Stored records
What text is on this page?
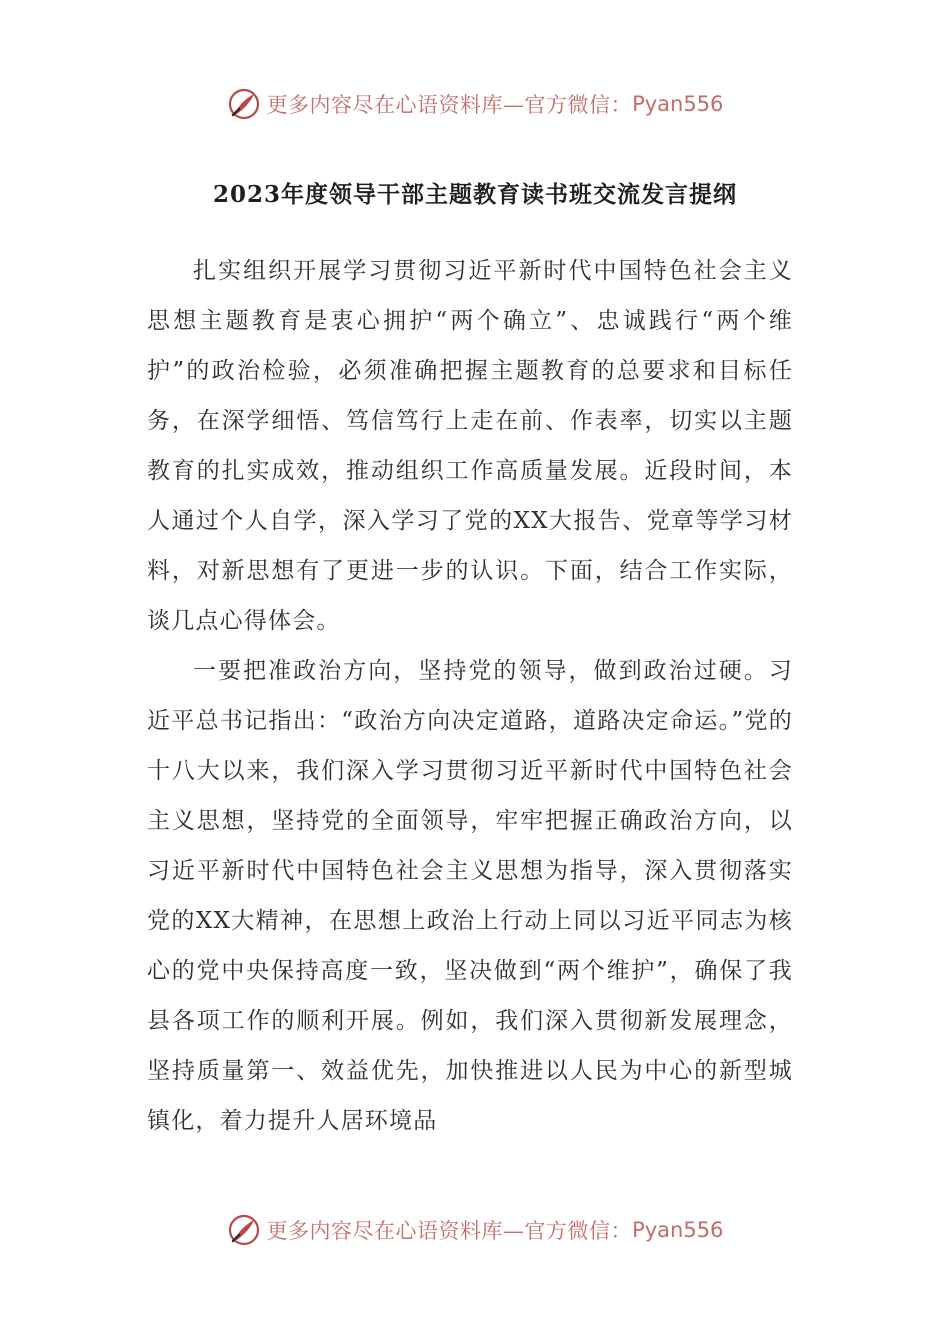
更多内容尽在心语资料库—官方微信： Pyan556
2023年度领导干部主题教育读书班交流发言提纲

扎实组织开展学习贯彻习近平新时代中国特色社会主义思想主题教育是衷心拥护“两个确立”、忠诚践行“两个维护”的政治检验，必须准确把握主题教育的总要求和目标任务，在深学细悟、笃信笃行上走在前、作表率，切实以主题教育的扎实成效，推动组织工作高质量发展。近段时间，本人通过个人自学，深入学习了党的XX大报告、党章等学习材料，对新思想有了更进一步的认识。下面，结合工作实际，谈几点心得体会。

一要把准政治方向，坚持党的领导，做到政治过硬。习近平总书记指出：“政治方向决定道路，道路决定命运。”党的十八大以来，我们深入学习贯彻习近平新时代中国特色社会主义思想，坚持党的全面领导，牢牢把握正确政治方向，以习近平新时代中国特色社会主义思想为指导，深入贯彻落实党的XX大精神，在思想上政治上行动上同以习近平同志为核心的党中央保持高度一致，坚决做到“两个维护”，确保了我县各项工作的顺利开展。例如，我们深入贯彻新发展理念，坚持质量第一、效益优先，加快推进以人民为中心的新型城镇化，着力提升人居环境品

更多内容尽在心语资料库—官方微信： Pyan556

- WORK TO DO:
Which lines hold the word "两个维护"? Copy each of them from the records.

- FINISHED ANSWER:
扎实组织开展学习贯彻习近平新时代中国特色社会主义思想主题教育是衷心拥护“两个确立”、忠诚践行“两个维护”的政治检验，必须准确把握主题教育的总要求和目标任务，在深学细悟、笃信笃行上走在前、作表率，切实以主题教育的扎实成效，推动组织工作高质量发展。近段时间，本人通过个人自学，深入学习了党的XX大报告、党章等学习材料，对新思想有了更进一步的认识。下面，结合工作实际，谈几点心得体会。
一要把准政治方向，坚持党的领导，做到政治过硬。习近平总书记指出：“政治方向决定道路，道路决定命运。”党的十八大以来，我们深入学习贯彻习近平新时代中国特色社会主义思想，坚持党的全面领导，牢牢把握正确政治方向，以习近平新时代中国特色社会主义思想为指导，深入贯彻落实党的XX大精神，在思想上政治上行动上同以习近平同志为核心的党中央保持高度一致，坚决做到“两个维护”，确保了我县各项工作的顺利开展。例如，我们深入贯彻新发展理念，坚持质量第一、效益优先，加快推进以人民为中心的新型城镇化，着力提升人居环境品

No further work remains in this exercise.